[WHAT THIS TASK INVOLVES] Could you reproduce the material below word for word, leaving every line unchanged?
================================
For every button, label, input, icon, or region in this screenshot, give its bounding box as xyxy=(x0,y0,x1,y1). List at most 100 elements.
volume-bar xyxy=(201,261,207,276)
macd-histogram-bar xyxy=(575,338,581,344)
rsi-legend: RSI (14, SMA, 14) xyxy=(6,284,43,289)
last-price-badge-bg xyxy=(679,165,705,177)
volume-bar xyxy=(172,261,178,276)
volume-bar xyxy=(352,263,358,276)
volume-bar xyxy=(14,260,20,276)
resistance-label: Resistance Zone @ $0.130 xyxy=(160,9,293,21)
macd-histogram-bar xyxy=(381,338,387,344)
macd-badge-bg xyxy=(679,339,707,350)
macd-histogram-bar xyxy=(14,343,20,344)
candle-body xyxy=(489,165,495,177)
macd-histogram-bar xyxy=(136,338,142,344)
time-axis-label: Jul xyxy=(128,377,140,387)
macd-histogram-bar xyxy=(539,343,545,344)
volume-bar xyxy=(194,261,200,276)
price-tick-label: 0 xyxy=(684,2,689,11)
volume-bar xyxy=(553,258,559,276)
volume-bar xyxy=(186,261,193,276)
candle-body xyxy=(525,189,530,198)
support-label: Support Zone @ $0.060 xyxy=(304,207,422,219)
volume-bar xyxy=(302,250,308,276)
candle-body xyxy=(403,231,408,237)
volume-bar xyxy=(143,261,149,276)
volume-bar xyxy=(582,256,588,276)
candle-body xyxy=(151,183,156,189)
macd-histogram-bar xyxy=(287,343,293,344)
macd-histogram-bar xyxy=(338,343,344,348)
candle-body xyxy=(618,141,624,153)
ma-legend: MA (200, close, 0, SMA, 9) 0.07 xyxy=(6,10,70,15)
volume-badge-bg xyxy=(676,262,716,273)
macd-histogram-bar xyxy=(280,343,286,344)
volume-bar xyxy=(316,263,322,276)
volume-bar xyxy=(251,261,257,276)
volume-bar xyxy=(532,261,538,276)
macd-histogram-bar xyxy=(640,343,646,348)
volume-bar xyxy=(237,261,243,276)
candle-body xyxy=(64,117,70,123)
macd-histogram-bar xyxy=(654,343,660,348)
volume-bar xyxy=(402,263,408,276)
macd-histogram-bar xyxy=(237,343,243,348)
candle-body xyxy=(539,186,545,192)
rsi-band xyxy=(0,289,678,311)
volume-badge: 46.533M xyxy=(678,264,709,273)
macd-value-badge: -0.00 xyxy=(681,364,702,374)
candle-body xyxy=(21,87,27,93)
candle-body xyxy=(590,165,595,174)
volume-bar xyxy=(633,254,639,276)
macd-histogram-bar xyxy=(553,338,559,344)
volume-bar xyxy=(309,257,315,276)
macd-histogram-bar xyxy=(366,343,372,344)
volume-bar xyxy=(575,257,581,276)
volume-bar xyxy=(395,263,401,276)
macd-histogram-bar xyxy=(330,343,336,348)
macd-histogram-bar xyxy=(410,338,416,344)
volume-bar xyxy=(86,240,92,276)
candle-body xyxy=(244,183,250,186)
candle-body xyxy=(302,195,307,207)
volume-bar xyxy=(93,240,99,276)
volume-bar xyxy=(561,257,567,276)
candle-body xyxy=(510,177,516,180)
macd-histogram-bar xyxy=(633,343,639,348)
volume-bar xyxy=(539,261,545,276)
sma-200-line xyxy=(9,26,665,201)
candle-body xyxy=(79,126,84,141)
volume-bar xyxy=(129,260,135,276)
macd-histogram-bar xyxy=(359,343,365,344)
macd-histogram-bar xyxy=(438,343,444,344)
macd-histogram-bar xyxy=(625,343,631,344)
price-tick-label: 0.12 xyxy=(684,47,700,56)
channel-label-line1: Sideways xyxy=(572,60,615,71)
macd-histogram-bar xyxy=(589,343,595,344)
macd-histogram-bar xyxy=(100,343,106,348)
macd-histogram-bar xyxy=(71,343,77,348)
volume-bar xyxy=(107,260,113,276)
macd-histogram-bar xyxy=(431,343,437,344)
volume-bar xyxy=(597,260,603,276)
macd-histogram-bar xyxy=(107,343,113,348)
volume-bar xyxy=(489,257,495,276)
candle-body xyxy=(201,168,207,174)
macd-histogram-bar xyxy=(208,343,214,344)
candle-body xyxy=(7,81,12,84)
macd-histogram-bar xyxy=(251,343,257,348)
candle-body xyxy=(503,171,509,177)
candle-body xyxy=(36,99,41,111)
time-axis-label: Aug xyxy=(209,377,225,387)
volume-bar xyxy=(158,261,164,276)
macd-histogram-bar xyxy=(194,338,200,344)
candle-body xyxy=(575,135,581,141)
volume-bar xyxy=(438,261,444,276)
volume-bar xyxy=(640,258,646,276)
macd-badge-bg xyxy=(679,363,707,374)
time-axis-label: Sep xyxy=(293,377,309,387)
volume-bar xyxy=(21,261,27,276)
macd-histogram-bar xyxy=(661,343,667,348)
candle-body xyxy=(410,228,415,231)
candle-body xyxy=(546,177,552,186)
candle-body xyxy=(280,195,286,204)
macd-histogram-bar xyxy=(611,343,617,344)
================================
[RESULT OF THIS TASK]
For every button, label, input, icon, or region in this screenshot, give its bounding box as xyxy=(x0,y0,x1,y1). List at most 100 elements.
volume-bar xyxy=(201,261,207,276)
macd-histogram-bar xyxy=(575,338,581,344)
rsi-legend: RSI (14, SMA, 14) xyxy=(6,284,43,289)
last-price-badge-bg xyxy=(679,165,705,177)
volume-bar xyxy=(172,261,178,276)
volume-bar xyxy=(352,263,358,276)
volume-bar xyxy=(14,260,20,276)
resistance-label: Resistance Zone @ $0.130 xyxy=(160,9,293,21)
macd-histogram-bar xyxy=(381,338,387,344)
macd-badge-bg xyxy=(679,339,707,350)
macd-histogram-bar xyxy=(14,343,20,344)
candle-body xyxy=(489,165,495,177)
macd-histogram-bar xyxy=(136,338,142,344)
time-axis-label: Jul xyxy=(128,377,140,387)
macd-histogram-bar xyxy=(539,343,545,344)
volume-bar xyxy=(194,261,200,276)
price-tick-label: 0 xyxy=(684,2,689,11)
volume-bar xyxy=(553,258,559,276)
volume-bar xyxy=(186,261,193,276)
candle-body xyxy=(525,189,530,198)
support-label: Support Zone @ $0.060 xyxy=(304,207,422,219)
volume-bar xyxy=(302,250,308,276)
candle-body xyxy=(403,231,408,237)
volume-bar xyxy=(143,261,149,276)
volume-bar xyxy=(582,256,588,276)
candle-body xyxy=(151,183,156,189)
macd-histogram-bar xyxy=(287,343,293,344)
macd-histogram-bar xyxy=(338,343,344,348)
candle-body xyxy=(618,141,624,153)
ma-legend: MA (200, close, 0, SMA, 9) 0.07 xyxy=(6,10,70,15)
volume-badge-bg xyxy=(676,262,716,273)
macd-histogram-bar xyxy=(280,343,286,344)
volume-bar xyxy=(316,263,322,276)
volume-bar xyxy=(251,261,257,276)
volume-bar xyxy=(532,261,538,276)
macd-histogram-bar xyxy=(640,343,646,348)
volume-bar xyxy=(237,261,243,276)
candle-body xyxy=(64,117,70,123)
macd-histogram-bar xyxy=(654,343,660,348)
volume-bar xyxy=(402,263,408,276)
macd-histogram-bar xyxy=(237,343,243,348)
candle-body xyxy=(539,186,545,192)
rsi-band xyxy=(0,289,678,311)
volume-badge: 46.533M xyxy=(678,264,709,273)
macd-value-badge: -0.00 xyxy=(681,364,702,374)
candle-body xyxy=(21,87,27,93)
candle-body xyxy=(590,165,595,174)
volume-bar xyxy=(633,254,639,276)
macd-histogram-bar xyxy=(553,338,559,344)
volume-bar xyxy=(309,257,315,276)
macd-histogram-bar xyxy=(366,343,372,344)
volume-bar xyxy=(575,257,581,276)
volume-bar xyxy=(395,263,401,276)
macd-histogram-bar xyxy=(330,343,336,348)
macd-histogram-bar xyxy=(410,338,416,344)
volume-bar xyxy=(86,240,92,276)
candle-body xyxy=(244,183,250,186)
candle-body xyxy=(302,195,307,207)
volume-bar xyxy=(93,240,99,276)
volume-bar xyxy=(561,257,567,276)
candle-body xyxy=(510,177,516,180)
macd-histogram-bar xyxy=(633,343,639,348)
volume-bar xyxy=(539,261,545,276)
sma-200-line xyxy=(9,26,665,201)
candle-body xyxy=(79,126,84,141)
volume-bar xyxy=(129,260,135,276)
macd-histogram-bar xyxy=(359,343,365,344)
macd-histogram-bar xyxy=(438,343,444,344)
macd-histogram-bar xyxy=(625,343,631,344)
price-tick-label: 0.12 xyxy=(684,47,700,56)
channel-label-line1: Sideways xyxy=(572,60,615,71)
macd-histogram-bar xyxy=(589,343,595,344)
macd-histogram-bar xyxy=(100,343,106,348)
macd-histogram-bar xyxy=(71,343,77,348)
volume-bar xyxy=(107,260,113,276)
macd-histogram-bar xyxy=(431,343,437,344)
volume-bar xyxy=(597,260,603,276)
macd-histogram-bar xyxy=(107,343,113,348)
volume-bar xyxy=(489,257,495,276)
candle-body xyxy=(201,168,207,174)
macd-histogram-bar xyxy=(208,343,214,344)
candle-body xyxy=(7,81,12,84)
macd-histogram-bar xyxy=(251,343,257,348)
candle-body xyxy=(503,171,509,177)
candle-body xyxy=(36,99,41,111)
time-axis-label: Aug xyxy=(209,377,225,387)
volume-bar xyxy=(158,261,164,276)
macd-histogram-bar xyxy=(194,338,200,344)
candle-body xyxy=(575,135,581,141)
volume-bar xyxy=(438,261,444,276)
volume-bar xyxy=(640,258,646,276)
macd-badge-bg xyxy=(679,363,707,374)
time-axis-label: Sep xyxy=(293,377,309,387)
volume-bar xyxy=(21,261,27,276)
macd-histogram-bar xyxy=(661,343,667,348)
candle-body xyxy=(410,228,415,231)
candle-body xyxy=(546,177,552,186)
candle-body xyxy=(280,195,286,204)
macd-histogram-bar xyxy=(611,343,617,344)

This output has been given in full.